Part of a data file
===============

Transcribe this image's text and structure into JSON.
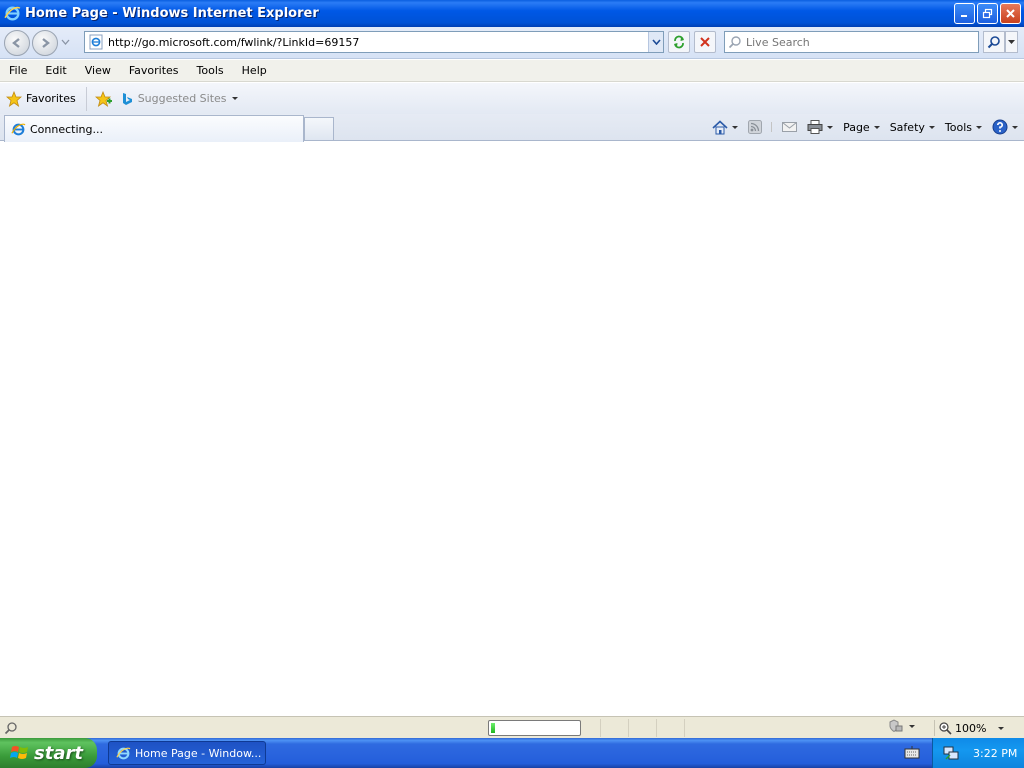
{
  "window": {
    "title": "Home Page - Windows Internet Explorer"
  },
  "address_bar": {
    "url": "http://go.microsoft.com/fwlink/?LinkId=69157"
  },
  "search": {
    "placeholder": "Live Search"
  },
  "menu": {
    "items": [
      "File",
      "Edit",
      "View",
      "Favorites",
      "Tools",
      "Help"
    ]
  },
  "favorites_bar": {
    "favorites_label": "Favorites",
    "suggested_label": "Suggested Sites"
  },
  "tabs": {
    "active_label": "Connecting..."
  },
  "command_bar": {
    "page_label": "Page",
    "safety_label": "Safety",
    "tools_label": "Tools"
  },
  "status_bar": {
    "progress_percent": 5,
    "zoom": "100%"
  },
  "taskbar": {
    "start_label": "start",
    "task_item": "Home Page - Window...",
    "clock": "3:22 PM"
  },
  "colors": {
    "title_bar": "#0054e3",
    "taskbar": "#245edb",
    "start_button": "#3a9c3a",
    "progress_fill": "#1fb61f"
  }
}
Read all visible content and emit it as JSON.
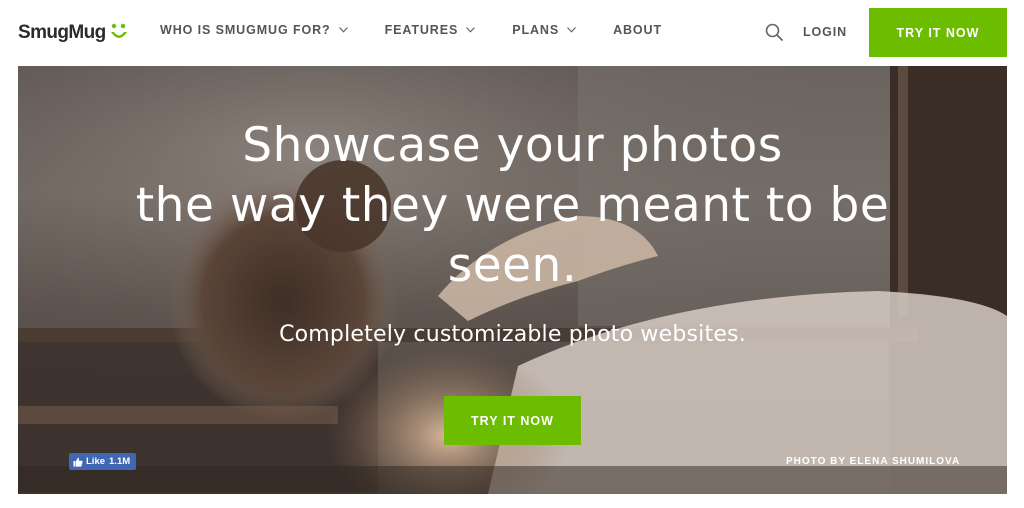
{
  "header": {
    "logo_text": "SmugMug",
    "nav": [
      {
        "label": "WHO IS SMUGMUG FOR?",
        "has_dropdown": true
      },
      {
        "label": "FEATURES",
        "has_dropdown": true
      },
      {
        "label": "PLANS",
        "has_dropdown": true
      },
      {
        "label": "ABOUT",
        "has_dropdown": false
      }
    ],
    "search_icon": "search-icon",
    "login_label": "LOGIN",
    "cta_label": "TRY IT NOW"
  },
  "hero": {
    "headline_lines": [
      "Showcase your photos",
      "the way they were meant to be",
      "seen."
    ],
    "subheadline": "Completely customizable photo websites.",
    "cta_label": "TRY IT NOW",
    "photo_credit": "PHOTO BY ELENA SHUMILOVA",
    "fb_like": {
      "label": "Like",
      "count": "1.1M"
    }
  },
  "colors": {
    "accent_green": "#6cbd00",
    "facebook_blue": "#4267b2",
    "nav_text": "#555555"
  }
}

===============

Set down the records in full and exactly. Do not carry over any image.

Transcribe this image's text and structure into JSON.
{
  "window": {
    "title": "Home Page - Windows Internet Explorer"
  },
  "address_bar": {
    "url": "http://go.microsoft.com/fwlink/?LinkId=69157"
  },
  "search": {
    "placeholder": "Live Search"
  },
  "menu": {
    "items": [
      "File",
      "Edit",
      "View",
      "Favorites",
      "Tools",
      "Help"
    ]
  },
  "favorites_bar": {
    "favorites_label": "Favorites",
    "suggested_label": "Suggested Sites"
  },
  "tabs": {
    "active_label": "Connecting..."
  },
  "command_bar": {
    "page_label": "Page",
    "safety_label": "Safety",
    "tools_label": "Tools"
  },
  "status_bar": {
    "progress_percent": 5,
    "zoom": "100%"
  },
  "taskbar": {
    "start_label": "start",
    "task_item": "Home Page - Window...",
    "clock": "3:22 PM"
  },
  "colors": {
    "title_bar": "#0054e3",
    "taskbar": "#245edb",
    "start_button": "#3a9c3a",
    "progress_fill": "#1fb61f"
  }
}
Read all visible content and emit it as JSON.
{
  "header": {
    "logo_text": "SmugMug",
    "nav": [
      {
        "label": "WHO IS SMUGMUG FOR?",
        "has_dropdown": true
      },
      {
        "label": "FEATURES",
        "has_dropdown": true
      },
      {
        "label": "PLANS",
        "has_dropdown": true
      },
      {
        "label": "ABOUT",
        "has_dropdown": false
      }
    ],
    "search_icon": "search-icon",
    "login_label": "LOGIN",
    "cta_label": "TRY IT NOW"
  },
  "hero": {
    "headline_lines": [
      "Showcase your photos",
      "the way they were meant to be",
      "seen."
    ],
    "subheadline": "Completely customizable photo websites.",
    "cta_label": "TRY IT NOW",
    "photo_credit": "PHOTO BY ELENA SHUMILOVA",
    "fb_like": {
      "label": "Like",
      "count": "1.1M"
    }
  },
  "colors": {
    "accent_green": "#6cbd00",
    "facebook_blue": "#4267b2",
    "nav_text": "#555555"
  }
}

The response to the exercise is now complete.